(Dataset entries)
────

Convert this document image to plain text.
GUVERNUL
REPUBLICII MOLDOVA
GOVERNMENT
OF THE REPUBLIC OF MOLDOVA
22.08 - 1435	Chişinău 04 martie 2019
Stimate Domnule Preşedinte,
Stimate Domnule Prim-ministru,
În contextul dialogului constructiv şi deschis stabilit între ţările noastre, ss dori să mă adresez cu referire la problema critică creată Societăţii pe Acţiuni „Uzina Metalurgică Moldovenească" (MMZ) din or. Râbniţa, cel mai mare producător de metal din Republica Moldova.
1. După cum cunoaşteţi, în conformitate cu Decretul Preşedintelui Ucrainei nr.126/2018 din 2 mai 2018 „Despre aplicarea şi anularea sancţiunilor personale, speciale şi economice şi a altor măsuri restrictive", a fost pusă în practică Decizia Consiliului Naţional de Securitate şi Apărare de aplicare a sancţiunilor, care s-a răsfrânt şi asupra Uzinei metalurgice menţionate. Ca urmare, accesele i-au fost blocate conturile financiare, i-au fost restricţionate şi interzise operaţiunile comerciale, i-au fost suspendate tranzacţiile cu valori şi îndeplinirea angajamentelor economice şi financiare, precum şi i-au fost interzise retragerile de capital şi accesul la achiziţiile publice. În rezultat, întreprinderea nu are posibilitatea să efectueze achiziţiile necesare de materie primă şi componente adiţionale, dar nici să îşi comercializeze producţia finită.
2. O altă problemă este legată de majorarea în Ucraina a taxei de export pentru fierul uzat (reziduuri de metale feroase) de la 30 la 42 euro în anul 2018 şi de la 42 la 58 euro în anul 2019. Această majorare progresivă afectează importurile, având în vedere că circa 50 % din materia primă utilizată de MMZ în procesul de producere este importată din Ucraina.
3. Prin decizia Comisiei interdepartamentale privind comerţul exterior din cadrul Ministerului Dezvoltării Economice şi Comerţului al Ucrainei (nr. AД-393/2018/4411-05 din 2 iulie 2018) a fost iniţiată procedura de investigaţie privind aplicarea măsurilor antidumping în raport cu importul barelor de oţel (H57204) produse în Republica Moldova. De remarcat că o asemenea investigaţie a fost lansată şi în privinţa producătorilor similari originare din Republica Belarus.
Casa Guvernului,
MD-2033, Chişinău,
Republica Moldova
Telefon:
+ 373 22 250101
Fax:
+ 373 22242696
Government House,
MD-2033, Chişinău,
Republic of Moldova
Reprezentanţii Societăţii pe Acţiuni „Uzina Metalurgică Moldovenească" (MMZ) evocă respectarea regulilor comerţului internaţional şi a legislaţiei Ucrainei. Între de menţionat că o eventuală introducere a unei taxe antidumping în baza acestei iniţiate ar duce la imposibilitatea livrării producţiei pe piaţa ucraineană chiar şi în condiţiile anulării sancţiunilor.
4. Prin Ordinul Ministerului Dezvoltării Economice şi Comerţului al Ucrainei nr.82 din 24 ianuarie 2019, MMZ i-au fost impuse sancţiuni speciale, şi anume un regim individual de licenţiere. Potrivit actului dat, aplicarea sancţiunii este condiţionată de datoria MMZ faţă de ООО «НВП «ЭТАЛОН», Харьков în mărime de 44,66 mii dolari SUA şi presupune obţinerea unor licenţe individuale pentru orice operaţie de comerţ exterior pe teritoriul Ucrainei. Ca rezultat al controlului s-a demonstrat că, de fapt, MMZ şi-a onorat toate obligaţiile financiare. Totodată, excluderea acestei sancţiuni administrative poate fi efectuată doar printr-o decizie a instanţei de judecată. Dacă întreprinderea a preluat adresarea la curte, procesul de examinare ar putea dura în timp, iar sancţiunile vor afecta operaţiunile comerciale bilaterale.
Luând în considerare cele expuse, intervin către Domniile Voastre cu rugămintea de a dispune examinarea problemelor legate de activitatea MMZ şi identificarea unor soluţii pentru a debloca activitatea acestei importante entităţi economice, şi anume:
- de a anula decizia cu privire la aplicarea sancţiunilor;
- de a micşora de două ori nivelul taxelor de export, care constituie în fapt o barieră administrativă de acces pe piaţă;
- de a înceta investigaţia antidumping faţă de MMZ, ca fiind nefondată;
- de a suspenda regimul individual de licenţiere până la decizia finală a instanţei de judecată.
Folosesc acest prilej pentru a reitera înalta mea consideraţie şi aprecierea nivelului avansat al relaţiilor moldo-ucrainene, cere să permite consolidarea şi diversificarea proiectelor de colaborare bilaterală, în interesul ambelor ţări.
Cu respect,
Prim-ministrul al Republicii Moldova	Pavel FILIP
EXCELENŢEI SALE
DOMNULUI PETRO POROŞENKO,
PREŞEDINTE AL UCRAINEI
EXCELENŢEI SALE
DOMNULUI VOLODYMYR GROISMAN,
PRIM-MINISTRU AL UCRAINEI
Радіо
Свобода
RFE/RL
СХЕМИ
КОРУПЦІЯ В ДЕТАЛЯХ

────

> [WHAT THIS TASK INVOLVES] Each line of the material above either contains the word "individual" or does not; state how many do, and nothing else.

> [OUTPUT OF THE EXERCISE] 2